Exercise task: Show each line of the data below that has the string "JSON" in it.
>> Begin Dataset content
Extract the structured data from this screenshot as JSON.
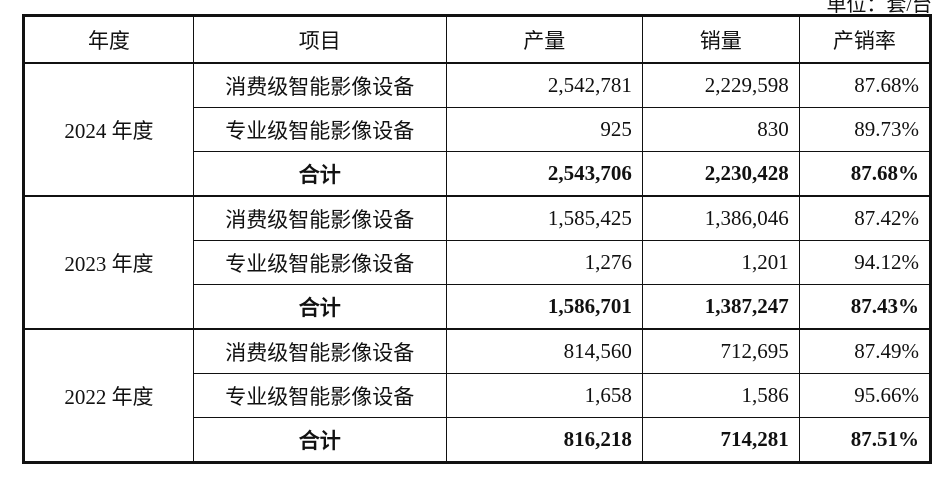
{
  "unit_note": "单位：套/台",
  "headers": [
    "年度",
    "项目",
    "产量",
    "销量",
    "产销率"
  ],
  "groups": [
    {
      "year": "2024 年度",
      "rows": [
        {
          "item": "消费级智能影像设备",
          "production": "2,542,781",
          "sales": "2,229,598",
          "rate": "87.68%"
        },
        {
          "item": "专业级智能影像设备",
          "production": "925",
          "sales": "830",
          "rate": "89.73%"
        },
        {
          "item": "合计",
          "production": "2,543,706",
          "sales": "2,230,428",
          "rate": "87.68%"
        }
      ]
    },
    {
      "year": "2023 年度",
      "rows": [
        {
          "item": "消费级智能影像设备",
          "production": "1,585,425",
          "sales": "1,386,046",
          "rate": "87.42%"
        },
        {
          "item": "专业级智能影像设备",
          "production": "1,276",
          "sales": "1,201",
          "rate": "94.12%"
        },
        {
          "item": "合计",
          "production": "1,586,701",
          "sales": "1,387,247",
          "rate": "87.43%"
        }
      ]
    },
    {
      "year": "2022 年度",
      "rows": [
        {
          "item": "消费级智能影像设备",
          "production": "814,560",
          "sales": "712,695",
          "rate": "87.49%"
        },
        {
          "item": "专业级智能影像设备",
          "production": "1,658",
          "sales": "1,586",
          "rate": "95.66%"
        },
        {
          "item": "合计",
          "production": "816,218",
          "sales": "714,281",
          "rate": "87.51%"
        }
      ]
    }
  ]
}
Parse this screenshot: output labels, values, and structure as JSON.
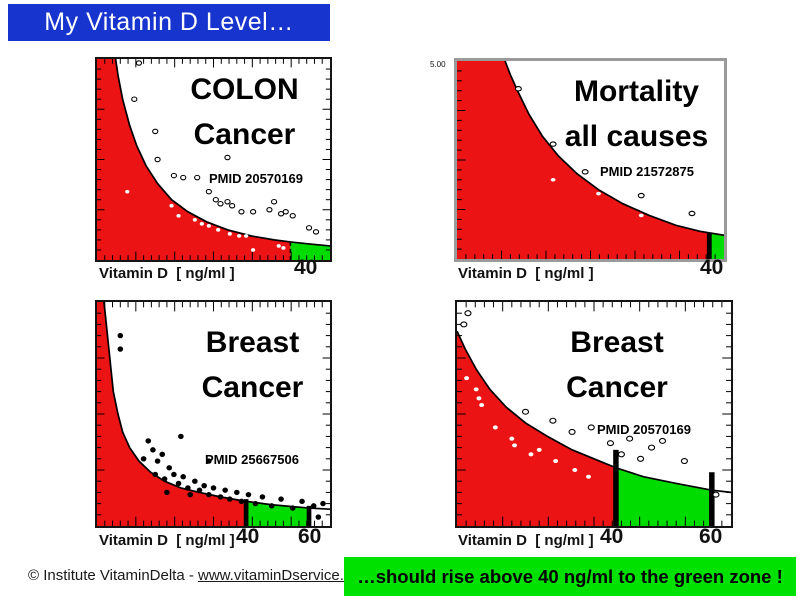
{
  "slide": {
    "title": "My Vitamin D Level…",
    "footer_copyright": "© Institute VitaminDelta - ",
    "footer_link": "www.vitaminDservice.com",
    "green_banner": "…should rise above 40 ng/ml to the green zone !"
  },
  "colors": {
    "banner_blue": "#1735CE",
    "zone_red": "#EB1313",
    "zone_green": "#00DC00",
    "banner_green": "#00E100",
    "curve": "#000000"
  },
  "chart_data": [
    {
      "type": "area-scatter",
      "title": [
        "COLON",
        "Cancer"
      ],
      "pmid": "PMID 20570169",
      "xlabel": "Vitamin D  [ ng/ml ]",
      "x_marks": [
        {
          "label": "40",
          "pos": 83
        }
      ],
      "x_range_note": "x axis = vitamin D ng/ml, red zone below 40, green zone above 40",
      "zones": {
        "red": [
          0,
          83
        ],
        "green": [
          83,
          100
        ]
      },
      "bars": [
        {
          "pos": 83,
          "w": 0.8,
          "above": 0,
          "dashed": true
        }
      ],
      "ticks": {
        "top": true,
        "left": true,
        "right": true,
        "bottom": true
      },
      "curve": [
        [
          8,
          0
        ],
        [
          9,
          8
        ],
        [
          11,
          20
        ],
        [
          14,
          33
        ],
        [
          17,
          43
        ],
        [
          21,
          53
        ],
        [
          26,
          62
        ],
        [
          32,
          70
        ],
        [
          39,
          76
        ],
        [
          47,
          81
        ],
        [
          56,
          85
        ],
        [
          66,
          88
        ],
        [
          76,
          90
        ],
        [
          83,
          91
        ],
        [
          91,
          92
        ],
        [
          100,
          93
        ]
      ],
      "points_open": [
        [
          18,
          2
        ],
        [
          16,
          20
        ],
        [
          25,
          36
        ],
        [
          26,
          50
        ],
        [
          56,
          49
        ],
        [
          33,
          58
        ],
        [
          37,
          59
        ],
        [
          43,
          59
        ],
        [
          48,
          66
        ],
        [
          51,
          70
        ],
        [
          53,
          72
        ],
        [
          56,
          71
        ],
        [
          58,
          73
        ],
        [
          62,
          76
        ],
        [
          67,
          76
        ],
        [
          74,
          75
        ],
        [
          76,
          71
        ],
        [
          79,
          77
        ],
        [
          81,
          76
        ],
        [
          84,
          78
        ],
        [
          91,
          84
        ],
        [
          94,
          86
        ]
      ],
      "points_white": [
        [
          13,
          66
        ],
        [
          32,
          73
        ],
        [
          35,
          78
        ],
        [
          42,
          80
        ],
        [
          45,
          82
        ],
        [
          48,
          83
        ],
        [
          52,
          85
        ],
        [
          57,
          87
        ],
        [
          61,
          88
        ],
        [
          64,
          88
        ],
        [
          67,
          95
        ],
        [
          78,
          93
        ],
        [
          80,
          94
        ]
      ],
      "points_black": []
    },
    {
      "type": "area-scatter",
      "title": [
        "Mortality",
        "all causes"
      ],
      "pmid": "PMID 21572875",
      "y_top_label": "5.00",
      "xlabel": "Vitamin D  [ ng/ml ]",
      "x_marks": [
        {
          "label": "40",
          "pos": 94.5
        }
      ],
      "zones": {
        "red": [
          0,
          94.5
        ],
        "green": [
          94.5,
          100
        ]
      },
      "bars": [
        {
          "pos": 94.5,
          "w": 1.8,
          "above": 0,
          "dashed": false
        }
      ],
      "ticks": {
        "top": false,
        "left": true,
        "right": false,
        "bottom": true
      },
      "curve": [
        [
          18,
          0
        ],
        [
          20,
          7
        ],
        [
          23,
          16
        ],
        [
          27,
          27
        ],
        [
          32,
          38
        ],
        [
          38,
          48
        ],
        [
          45,
          57
        ],
        [
          53,
          65
        ],
        [
          62,
          72
        ],
        [
          72,
          78
        ],
        [
          82,
          83
        ],
        [
          91,
          86
        ],
        [
          100,
          88
        ]
      ],
      "points_open": [
        [
          23,
          14
        ],
        [
          36,
          42
        ],
        [
          48,
          56
        ],
        [
          69,
          68
        ],
        [
          88,
          77
        ]
      ],
      "points_white": [
        [
          36,
          60
        ],
        [
          53,
          67
        ],
        [
          69,
          78
        ]
      ],
      "points_black": []
    },
    {
      "type": "area-scatter",
      "title": [
        "Breast",
        "Cancer"
      ],
      "pmid": "PMID 25667506",
      "xlabel": "Vitamin D  [ ng/ml ]",
      "x_marks": [
        {
          "label": "40",
          "pos": 64
        },
        {
          "label": "60",
          "pos": 91
        }
      ],
      "zones": {
        "red": [
          0,
          64
        ],
        "green": [
          64,
          91
        ]
      },
      "bars": [
        {
          "pos": 64,
          "w": 2,
          "above": 1,
          "dashed": false
        },
        {
          "pos": 91,
          "w": 2,
          "above": 1,
          "dashed": false
        }
      ],
      "ticks": {
        "top": true,
        "left": true,
        "right": true,
        "bottom": true
      },
      "curve": [
        [
          3,
          0
        ],
        [
          4,
          10
        ],
        [
          5,
          20
        ],
        [
          6,
          30
        ],
        [
          7,
          40
        ],
        [
          9,
          50
        ],
        [
          11,
          58
        ],
        [
          14,
          65
        ],
        [
          18,
          71
        ],
        [
          23,
          76
        ],
        [
          29,
          80
        ],
        [
          36,
          83
        ],
        [
          44,
          85
        ],
        [
          53,
          87
        ],
        [
          64,
          89
        ],
        [
          75,
          90.5
        ],
        [
          91,
          92
        ],
        [
          100,
          92.5
        ]
      ],
      "points_open": [],
      "points_white": [],
      "points_black": [
        [
          10,
          15
        ],
        [
          10,
          21
        ],
        [
          22,
          62
        ],
        [
          24,
          66
        ],
        [
          20,
          70
        ],
        [
          26,
          71
        ],
        [
          28,
          68
        ],
        [
          31,
          74
        ],
        [
          25,
          77
        ],
        [
          29,
          79
        ],
        [
          33,
          77
        ],
        [
          35,
          81
        ],
        [
          37,
          78
        ],
        [
          39,
          83
        ],
        [
          36,
          60
        ],
        [
          42,
          80
        ],
        [
          44,
          84
        ],
        [
          46,
          82
        ],
        [
          48,
          86
        ],
        [
          50,
          83
        ],
        [
          53,
          87
        ],
        [
          55,
          84
        ],
        [
          57,
          88
        ],
        [
          60,
          85
        ],
        [
          62,
          89
        ],
        [
          65,
          86
        ],
        [
          48,
          71
        ],
        [
          68,
          90
        ],
        [
          71,
          87
        ],
        [
          75,
          91
        ],
        [
          79,
          88
        ],
        [
          84,
          92
        ],
        [
          88,
          89
        ],
        [
          93,
          91
        ],
        [
          97,
          90
        ],
        [
          40,
          86
        ],
        [
          30,
          85
        ],
        [
          95,
          96
        ]
      ]
    },
    {
      "type": "area-scatter",
      "title": [
        "Breast",
        "Cancer"
      ],
      "pmid": "PMID 20570169",
      "xlabel": "Vitamin D  [ ng/ml ]",
      "x_marks": [
        {
          "label": "40",
          "pos": 58
        },
        {
          "label": "60",
          "pos": 93
        }
      ],
      "zones": {
        "red": [
          0,
          58
        ],
        "green": [
          58,
          93
        ]
      },
      "bars": [
        {
          "pos": 58,
          "w": 2,
          "above": 8,
          "dashed": false
        },
        {
          "pos": 93,
          "w": 2,
          "above": 8,
          "dashed": false
        }
      ],
      "ticks": {
        "top": true,
        "left": true,
        "right": true,
        "bottom": true
      },
      "curve": [
        [
          0,
          13
        ],
        [
          3,
          21
        ],
        [
          7,
          30
        ],
        [
          12,
          39
        ],
        [
          18,
          47
        ],
        [
          25,
          54
        ],
        [
          33,
          60
        ],
        [
          42,
          66
        ],
        [
          52,
          71
        ],
        [
          58,
          74
        ],
        [
          68,
          78
        ],
        [
          80,
          81
        ],
        [
          93,
          84
        ],
        [
          100,
          85
        ]
      ],
      "points_open": [
        [
          4,
          5
        ],
        [
          2.5,
          10
        ],
        [
          25,
          49
        ],
        [
          35,
          53
        ],
        [
          42,
          58
        ],
        [
          49,
          56
        ],
        [
          56,
          63
        ],
        [
          60,
          68
        ],
        [
          63,
          61
        ],
        [
          67,
          70
        ],
        [
          71,
          65
        ],
        [
          75,
          62
        ],
        [
          83,
          71
        ],
        [
          94.5,
          86
        ]
      ],
      "points_white": [
        [
          3.5,
          34
        ],
        [
          7,
          39
        ],
        [
          8,
          43
        ],
        [
          9,
          46
        ],
        [
          14,
          56
        ],
        [
          20,
          61
        ],
        [
          21,
          64
        ],
        [
          27,
          68
        ],
        [
          30,
          66
        ],
        [
          36,
          71
        ],
        [
          43,
          75
        ],
        [
          48,
          78
        ]
      ],
      "points_black": []
    }
  ]
}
>> End Dataset content
Exercise result:
Extract the structured data from this screenshot as JSON.
Parse this screenshot: output labels, values, and structure as JSON.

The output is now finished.